## Data entries
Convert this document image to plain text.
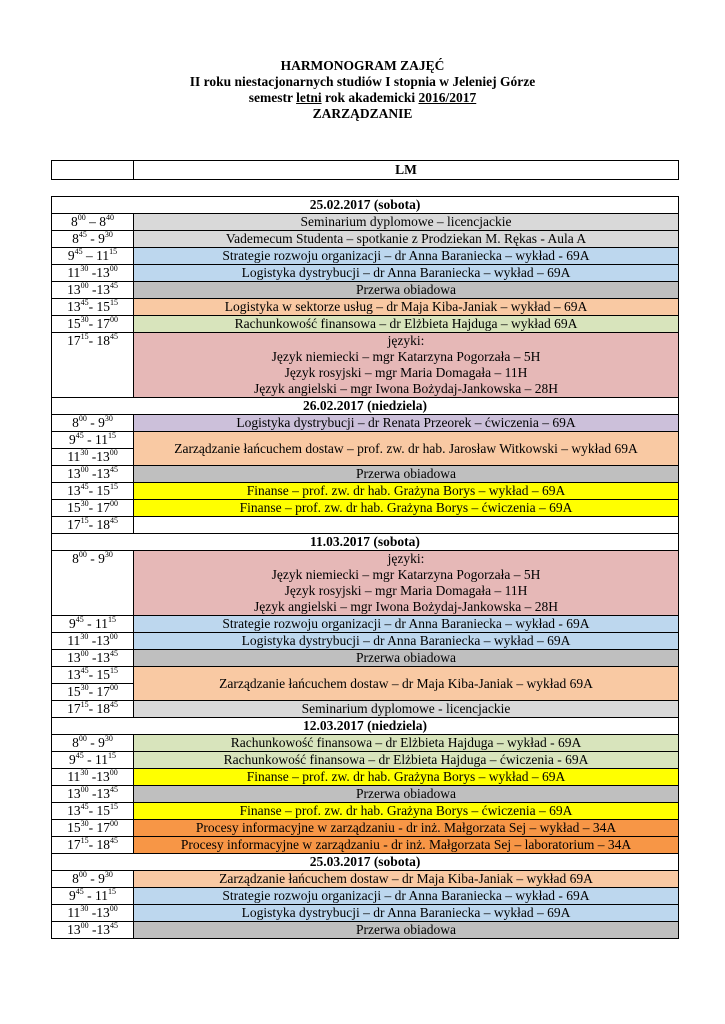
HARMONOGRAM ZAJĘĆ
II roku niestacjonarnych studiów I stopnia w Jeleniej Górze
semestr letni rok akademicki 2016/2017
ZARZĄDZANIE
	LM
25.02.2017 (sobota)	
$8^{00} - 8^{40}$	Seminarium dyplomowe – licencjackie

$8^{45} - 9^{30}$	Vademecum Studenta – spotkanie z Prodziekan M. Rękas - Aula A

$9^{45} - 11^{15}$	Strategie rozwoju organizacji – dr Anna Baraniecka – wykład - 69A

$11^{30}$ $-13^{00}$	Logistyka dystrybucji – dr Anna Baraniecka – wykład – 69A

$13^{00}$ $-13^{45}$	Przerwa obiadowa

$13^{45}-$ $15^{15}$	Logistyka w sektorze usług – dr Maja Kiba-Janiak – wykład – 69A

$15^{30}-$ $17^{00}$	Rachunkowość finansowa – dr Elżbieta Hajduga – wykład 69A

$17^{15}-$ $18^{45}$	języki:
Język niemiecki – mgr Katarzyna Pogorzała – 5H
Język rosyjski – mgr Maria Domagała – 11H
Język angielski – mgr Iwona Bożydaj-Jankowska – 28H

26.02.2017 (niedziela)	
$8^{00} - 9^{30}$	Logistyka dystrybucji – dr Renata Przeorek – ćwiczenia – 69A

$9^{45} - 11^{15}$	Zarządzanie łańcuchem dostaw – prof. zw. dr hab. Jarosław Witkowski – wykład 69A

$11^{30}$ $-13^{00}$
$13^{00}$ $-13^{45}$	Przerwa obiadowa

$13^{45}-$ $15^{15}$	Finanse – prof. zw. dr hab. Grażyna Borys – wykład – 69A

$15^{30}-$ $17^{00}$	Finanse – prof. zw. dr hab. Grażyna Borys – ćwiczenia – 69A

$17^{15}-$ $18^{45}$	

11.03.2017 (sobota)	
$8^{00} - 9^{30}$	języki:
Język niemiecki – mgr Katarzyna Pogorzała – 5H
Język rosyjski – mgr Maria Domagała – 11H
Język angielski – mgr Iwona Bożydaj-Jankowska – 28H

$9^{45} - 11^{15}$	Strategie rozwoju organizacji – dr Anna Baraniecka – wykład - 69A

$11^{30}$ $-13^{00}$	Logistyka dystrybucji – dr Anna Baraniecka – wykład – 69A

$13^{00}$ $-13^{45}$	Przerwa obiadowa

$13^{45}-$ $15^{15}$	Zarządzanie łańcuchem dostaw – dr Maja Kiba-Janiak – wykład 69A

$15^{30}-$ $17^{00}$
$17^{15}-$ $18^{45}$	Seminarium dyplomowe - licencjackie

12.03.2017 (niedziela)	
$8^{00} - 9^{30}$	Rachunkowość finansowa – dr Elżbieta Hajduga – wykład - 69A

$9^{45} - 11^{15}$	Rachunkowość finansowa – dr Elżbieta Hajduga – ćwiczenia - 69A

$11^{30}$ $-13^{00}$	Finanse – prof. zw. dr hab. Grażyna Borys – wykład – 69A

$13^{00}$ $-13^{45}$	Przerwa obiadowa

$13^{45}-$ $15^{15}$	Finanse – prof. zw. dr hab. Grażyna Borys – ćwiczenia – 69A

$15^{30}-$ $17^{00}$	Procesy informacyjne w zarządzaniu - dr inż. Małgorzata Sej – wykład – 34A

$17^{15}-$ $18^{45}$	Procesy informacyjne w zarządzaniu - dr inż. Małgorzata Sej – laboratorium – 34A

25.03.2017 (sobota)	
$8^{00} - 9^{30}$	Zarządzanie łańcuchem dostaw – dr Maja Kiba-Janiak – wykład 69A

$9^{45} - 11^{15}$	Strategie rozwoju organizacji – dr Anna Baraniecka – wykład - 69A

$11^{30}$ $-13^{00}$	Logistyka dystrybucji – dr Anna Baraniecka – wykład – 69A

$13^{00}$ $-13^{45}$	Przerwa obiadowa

## Written exercise
Reproduce each entry verbatim, excluding any embedded images.

## Result for this exercise
Convert this document image to plain text.
HARMONOGRAM ZAJĘĆ
II roku niestacjonarnych studiów I stopnia w Jeleniej Górze
semestr letni rok akademicki 2016/2017
ZARZĄDZANIE
	LM
25.02.2017 (sobota)	
$8^{00} - 8^{40}$	Seminarium dyplomowe – licencjackie

$8^{45} - 9^{30}$	Vademecum Studenta – spotkanie z Prodziekan M. Rękas - Aula A

$9^{45} - 11^{15}$	Strategie rozwoju organizacji – dr Anna Baraniecka – wykład - 69A

$11^{30}$ $-13^{00}$	Logistyka dystrybucji – dr Anna Baraniecka – wykład – 69A

$13^{00}$ $-13^{45}$	Przerwa obiadowa

$13^{45}-$ $15^{15}$	Logistyka w sektorze usług – dr Maja Kiba-Janiak – wykład – 69A

$15^{30}-$ $17^{00}$	Rachunkowość finansowa – dr Elżbieta Hajduga – wykład 69A

$17^{15}-$ $18^{45}$	języki:
Język niemiecki – mgr Katarzyna Pogorzała – 5H
Język rosyjski – mgr Maria Domagała – 11H
Język angielski – mgr Iwona Bożydaj-Jankowska – 28H

26.02.2017 (niedziela)	
$8^{00} - 9^{30}$	Logistyka dystrybucji – dr Renata Przeorek – ćwiczenia – 69A

$9^{45} - 11^{15}$	Zarządzanie łańcuchem dostaw – prof. zw. dr hab. Jarosław Witkowski – wykład 69A

$11^{30}$ $-13^{00}$
$13^{00}$ $-13^{45}$	Przerwa obiadowa

$13^{45}-$ $15^{15}$	Finanse – prof. zw. dr hab. Grażyna Borys – wykład – 69A

$15^{30}-$ $17^{00}$	Finanse – prof. zw. dr hab. Grażyna Borys – ćwiczenia – 69A

$17^{15}-$ $18^{45}$	

11.03.2017 (sobota)	
$8^{00} - 9^{30}$	języki:
Język niemiecki – mgr Katarzyna Pogorzała – 5H
Język rosyjski – mgr Maria Domagała – 11H
Język angielski – mgr Iwona Bożydaj-Jankowska – 28H

$9^{45} - 11^{15}$	Strategie rozwoju organizacji – dr Anna Baraniecka – wykład - 69A

$11^{30}$ $-13^{00}$	Logistyka dystrybucji – dr Anna Baraniecka – wykład – 69A

$13^{00}$ $-13^{45}$	Przerwa obiadowa

$13^{45}-$ $15^{15}$	Zarządzanie łańcuchem dostaw – dr Maja Kiba-Janiak – wykład 69A

$15^{30}-$ $17^{00}$
$17^{15}-$ $18^{45}$	Seminarium dyplomowe - licencjackie

12.03.2017 (niedziela)	
$8^{00} - 9^{30}$	Rachunkowość finansowa – dr Elżbieta Hajduga – wykład - 69A

$9^{45} - 11^{15}$	Rachunkowość finansowa – dr Elżbieta Hajduga – ćwiczenia - 69A

$11^{30}$ $-13^{00}$	Finanse – prof. zw. dr hab. Grażyna Borys – wykład – 69A

$13^{00}$ $-13^{45}$	Przerwa obiadowa

$13^{45}-$ $15^{15}$	Finanse – prof. zw. dr hab. Grażyna Borys – ćwiczenia – 69A

$15^{30}-$ $17^{00}$	Procesy informacyjne w zarządzaniu - dr inż. Małgorzata Sej – wykład – 34A

$17^{15}-$ $18^{45}$	Procesy informacyjne w zarządzaniu - dr inż. Małgorzata Sej – laboratorium – 34A

25.03.2017 (sobota)	
$8^{00} - 9^{30}$	Zarządzanie łańcuchem dostaw – dr Maja Kiba-Janiak – wykład 69A

$9^{45} - 11^{15}$	Strategie rozwoju organizacji – dr Anna Baraniecka – wykład - 69A

$11^{30}$ $-13^{00}$	Logistyka dystrybucji – dr Anna Baraniecka – wykład – 69A

$13^{00}$ $-13^{45}$	Przerwa obiadowa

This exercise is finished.